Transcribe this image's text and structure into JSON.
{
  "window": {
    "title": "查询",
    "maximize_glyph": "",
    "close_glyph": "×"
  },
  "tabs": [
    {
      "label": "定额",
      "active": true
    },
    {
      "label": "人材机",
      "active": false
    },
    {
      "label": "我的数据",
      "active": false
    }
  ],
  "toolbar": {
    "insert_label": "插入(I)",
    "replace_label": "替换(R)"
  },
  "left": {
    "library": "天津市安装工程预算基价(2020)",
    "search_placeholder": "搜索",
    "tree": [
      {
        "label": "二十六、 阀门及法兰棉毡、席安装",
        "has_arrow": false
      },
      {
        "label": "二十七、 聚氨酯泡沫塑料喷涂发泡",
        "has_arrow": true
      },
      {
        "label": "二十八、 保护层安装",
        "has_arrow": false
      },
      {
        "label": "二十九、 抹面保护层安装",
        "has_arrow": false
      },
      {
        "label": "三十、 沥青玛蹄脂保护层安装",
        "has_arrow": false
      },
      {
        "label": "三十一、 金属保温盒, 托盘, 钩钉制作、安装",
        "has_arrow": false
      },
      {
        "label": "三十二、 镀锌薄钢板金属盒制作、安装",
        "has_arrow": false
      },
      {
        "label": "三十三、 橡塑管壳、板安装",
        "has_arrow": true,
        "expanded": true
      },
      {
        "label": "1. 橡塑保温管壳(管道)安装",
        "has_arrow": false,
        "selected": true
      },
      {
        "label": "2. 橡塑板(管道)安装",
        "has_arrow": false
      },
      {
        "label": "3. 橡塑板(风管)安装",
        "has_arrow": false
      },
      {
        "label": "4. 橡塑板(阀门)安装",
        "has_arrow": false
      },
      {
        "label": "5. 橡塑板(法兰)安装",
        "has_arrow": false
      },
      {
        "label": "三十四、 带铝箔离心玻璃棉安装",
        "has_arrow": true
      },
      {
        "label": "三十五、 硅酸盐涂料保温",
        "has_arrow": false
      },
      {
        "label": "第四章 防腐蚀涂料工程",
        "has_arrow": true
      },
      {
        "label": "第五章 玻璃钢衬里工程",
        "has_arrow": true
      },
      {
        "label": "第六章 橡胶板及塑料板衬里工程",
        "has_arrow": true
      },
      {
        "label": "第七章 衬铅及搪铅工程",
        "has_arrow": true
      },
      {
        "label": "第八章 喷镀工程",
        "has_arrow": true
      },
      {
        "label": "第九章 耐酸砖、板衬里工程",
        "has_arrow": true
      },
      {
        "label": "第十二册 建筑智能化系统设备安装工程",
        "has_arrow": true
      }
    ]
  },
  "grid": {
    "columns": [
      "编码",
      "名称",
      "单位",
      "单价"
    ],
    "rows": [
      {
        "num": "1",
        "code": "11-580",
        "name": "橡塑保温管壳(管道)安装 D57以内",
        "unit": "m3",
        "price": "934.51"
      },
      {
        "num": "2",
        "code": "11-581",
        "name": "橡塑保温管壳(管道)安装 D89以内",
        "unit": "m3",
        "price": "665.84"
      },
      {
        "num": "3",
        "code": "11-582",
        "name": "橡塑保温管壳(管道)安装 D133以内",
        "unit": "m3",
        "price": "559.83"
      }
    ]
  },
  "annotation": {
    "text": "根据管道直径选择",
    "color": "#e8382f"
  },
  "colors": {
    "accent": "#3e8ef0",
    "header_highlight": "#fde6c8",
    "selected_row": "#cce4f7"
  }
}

## Required task
Quote the data above in full, changing nothing.

## Solution for this problem
Transcribe this image's text and structure into JSON.
{
  "window": {
    "title": "查询",
    "maximize_glyph": "",
    "close_glyph": "×"
  },
  "tabs": [
    {
      "label": "定额",
      "active": true
    },
    {
      "label": "人材机",
      "active": false
    },
    {
      "label": "我的数据",
      "active": false
    }
  ],
  "toolbar": {
    "insert_label": "插入(I)",
    "replace_label": "替换(R)"
  },
  "left": {
    "library": "天津市安装工程预算基价(2020)",
    "search_placeholder": "搜索",
    "tree": [
      {
        "label": "二十六、 阀门及法兰棉毡、席安装",
        "has_arrow": false
      },
      {
        "label": "二十七、 聚氨酯泡沫塑料喷涂发泡",
        "has_arrow": true
      },
      {
        "label": "二十八、 保护层安装",
        "has_arrow": false
      },
      {
        "label": "二十九、 抹面保护层安装",
        "has_arrow": false
      },
      {
        "label": "三十、 沥青玛蹄脂保护层安装",
        "has_arrow": false
      },
      {
        "label": "三十一、 金属保温盒, 托盘, 钩钉制作、安装",
        "has_arrow": false
      },
      {
        "label": "三十二、 镀锌薄钢板金属盒制作、安装",
        "has_arrow": false
      },
      {
        "label": "三十三、 橡塑管壳、板安装",
        "has_arrow": true,
        "expanded": true
      },
      {
        "label": "1. 橡塑保温管壳(管道)安装",
        "has_arrow": false,
        "selected": true
      },
      {
        "label": "2. 橡塑板(管道)安装",
        "has_arrow": false
      },
      {
        "label": "3. 橡塑板(风管)安装",
        "has_arrow": false
      },
      {
        "label": "4. 橡塑板(阀门)安装",
        "has_arrow": false
      },
      {
        "label": "5. 橡塑板(法兰)安装",
        "has_arrow": false
      },
      {
        "label": "三十四、 带铝箔离心玻璃棉安装",
        "has_arrow": true
      },
      {
        "label": "三十五、 硅酸盐涂料保温",
        "has_arrow": false
      },
      {
        "label": "第四章 防腐蚀涂料工程",
        "has_arrow": true
      },
      {
        "label": "第五章 玻璃钢衬里工程",
        "has_arrow": true
      },
      {
        "label": "第六章 橡胶板及塑料板衬里工程",
        "has_arrow": true
      },
      {
        "label": "第七章 衬铅及搪铅工程",
        "has_arrow": true
      },
      {
        "label": "第八章 喷镀工程",
        "has_arrow": true
      },
      {
        "label": "第九章 耐酸砖、板衬里工程",
        "has_arrow": true
      },
      {
        "label": "第十二册 建筑智能化系统设备安装工程",
        "has_arrow": true
      }
    ]
  },
  "grid": {
    "columns": [
      "编码",
      "名称",
      "单位",
      "单价"
    ],
    "rows": [
      {
        "num": "1",
        "code": "11-580",
        "name": "橡塑保温管壳(管道)安装 D57以内",
        "unit": "m3",
        "price": "934.51"
      },
      {
        "num": "2",
        "code": "11-581",
        "name": "橡塑保温管壳(管道)安装 D89以内",
        "unit": "m3",
        "price": "665.84"
      },
      {
        "num": "3",
        "code": "11-582",
        "name": "橡塑保温管壳(管道)安装 D133以内",
        "unit": "m3",
        "price": "559.83"
      }
    ]
  },
  "annotation": {
    "text": "根据管道直径选择",
    "color": "#e8382f"
  },
  "colors": {
    "accent": "#3e8ef0",
    "header_highlight": "#fde6c8",
    "selected_row": "#cce4f7"
  }
}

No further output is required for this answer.